Please write out the entries word for word, from the start of the entries through the line containing "The hold water tank 430 is at (620, 182).".

--- Raw data ---

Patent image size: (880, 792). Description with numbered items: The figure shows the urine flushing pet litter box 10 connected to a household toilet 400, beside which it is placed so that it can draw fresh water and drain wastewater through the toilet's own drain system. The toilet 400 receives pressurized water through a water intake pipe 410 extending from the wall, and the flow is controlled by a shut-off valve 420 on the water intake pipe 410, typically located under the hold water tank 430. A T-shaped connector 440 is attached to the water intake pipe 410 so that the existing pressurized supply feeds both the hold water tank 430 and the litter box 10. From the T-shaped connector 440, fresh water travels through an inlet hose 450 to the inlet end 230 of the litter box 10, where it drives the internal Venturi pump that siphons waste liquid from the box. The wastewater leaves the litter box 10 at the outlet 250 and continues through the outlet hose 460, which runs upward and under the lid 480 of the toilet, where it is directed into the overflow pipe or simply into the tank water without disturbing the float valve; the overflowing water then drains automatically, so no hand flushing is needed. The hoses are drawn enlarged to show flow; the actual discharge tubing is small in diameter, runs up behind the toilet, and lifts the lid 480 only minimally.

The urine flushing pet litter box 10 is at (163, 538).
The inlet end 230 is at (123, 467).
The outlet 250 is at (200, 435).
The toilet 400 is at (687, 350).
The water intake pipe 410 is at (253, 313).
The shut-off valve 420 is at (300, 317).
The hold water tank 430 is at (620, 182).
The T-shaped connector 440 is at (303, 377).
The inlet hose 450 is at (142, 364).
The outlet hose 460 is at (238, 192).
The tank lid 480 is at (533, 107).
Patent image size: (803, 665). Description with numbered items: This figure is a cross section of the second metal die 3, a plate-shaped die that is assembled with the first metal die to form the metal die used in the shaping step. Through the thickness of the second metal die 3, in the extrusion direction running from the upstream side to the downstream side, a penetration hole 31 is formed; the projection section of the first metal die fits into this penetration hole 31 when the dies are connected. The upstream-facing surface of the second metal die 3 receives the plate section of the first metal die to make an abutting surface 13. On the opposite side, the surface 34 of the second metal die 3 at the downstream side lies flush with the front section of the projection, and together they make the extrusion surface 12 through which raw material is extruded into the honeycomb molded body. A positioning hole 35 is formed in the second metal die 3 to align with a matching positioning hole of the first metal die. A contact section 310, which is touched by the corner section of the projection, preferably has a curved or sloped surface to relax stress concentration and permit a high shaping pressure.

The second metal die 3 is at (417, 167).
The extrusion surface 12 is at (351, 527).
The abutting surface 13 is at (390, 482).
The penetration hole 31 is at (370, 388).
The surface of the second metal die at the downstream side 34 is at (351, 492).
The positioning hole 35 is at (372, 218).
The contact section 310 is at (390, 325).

---

# The result
Patent image size: (880, 792). Description with numbered items: The figure shows the urine flushing pet litter box 10 connected to a household toilet 400, beside which it is placed so that it can draw fresh water and drain wastewater through the toilet's own drain system. The toilet 400 receives pressurized water through a water intake pipe 410 extending from the wall, and the flow is controlled by a shut-off valve 420 on the water intake pipe 410, typically located under the hold water tank 430. A T-shaped connector 440 is attached to the water intake pipe 410 so that the existing pressurized supply feeds both the hold water tank 430 and the litter box 10. From the T-shaped connector 440, fresh water travels through an inlet hose 450 to the inlet end 230 of the litter box 10, where it drives the internal Venturi pump that siphons waste liquid from the box. The wastewater leaves the litter box 10 at the outlet 250 and continues through the outlet hose 460, which runs upward and under the lid 480 of the toilet, where it is directed into the overflow pipe or simply into the tank water without disturbing the float valve; the overflowing water then drains automatically, so no hand flushing is needed. The hoses are drawn enlarged to show flow; the actual discharge tubing is small in diameter, runs up behind the toilet, and lifts the lid 480 only minimally.

The urine flushing pet litter box 10 is at (163, 538).
The inlet end 230 is at (123, 467).
The outlet 250 is at (200, 435).
The toilet 400 is at (687, 350).
The water intake pipe 410 is at (253, 313).
The shut-off valve 420 is at (300, 317).
The hold water tank 430 is at (620, 182).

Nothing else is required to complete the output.